EXERCISE REQUIREMENTS: Within the records that follow, find every line containing the string "values". Copy those lines.

RECORDS FOR THIS EXERCISE:
start

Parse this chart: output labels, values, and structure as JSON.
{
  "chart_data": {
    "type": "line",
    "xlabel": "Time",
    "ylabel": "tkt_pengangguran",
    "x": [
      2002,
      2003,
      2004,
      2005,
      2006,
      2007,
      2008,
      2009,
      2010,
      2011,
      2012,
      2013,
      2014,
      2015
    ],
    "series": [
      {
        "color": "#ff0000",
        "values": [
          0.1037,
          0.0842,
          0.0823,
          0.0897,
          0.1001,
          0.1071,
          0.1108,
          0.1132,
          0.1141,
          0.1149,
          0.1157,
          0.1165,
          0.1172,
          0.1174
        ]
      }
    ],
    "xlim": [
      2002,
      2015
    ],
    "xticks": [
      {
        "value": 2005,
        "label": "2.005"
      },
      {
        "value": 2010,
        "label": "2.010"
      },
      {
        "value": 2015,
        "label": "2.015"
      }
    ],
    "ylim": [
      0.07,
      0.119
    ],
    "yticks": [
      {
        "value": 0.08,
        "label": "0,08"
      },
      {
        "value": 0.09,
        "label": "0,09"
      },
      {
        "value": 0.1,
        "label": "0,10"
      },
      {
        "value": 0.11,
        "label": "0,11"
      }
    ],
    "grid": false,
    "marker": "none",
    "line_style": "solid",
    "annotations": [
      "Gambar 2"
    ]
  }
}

end

REPLY:
Parse this chart: output labels, values, and structure as JSON.
        "values": [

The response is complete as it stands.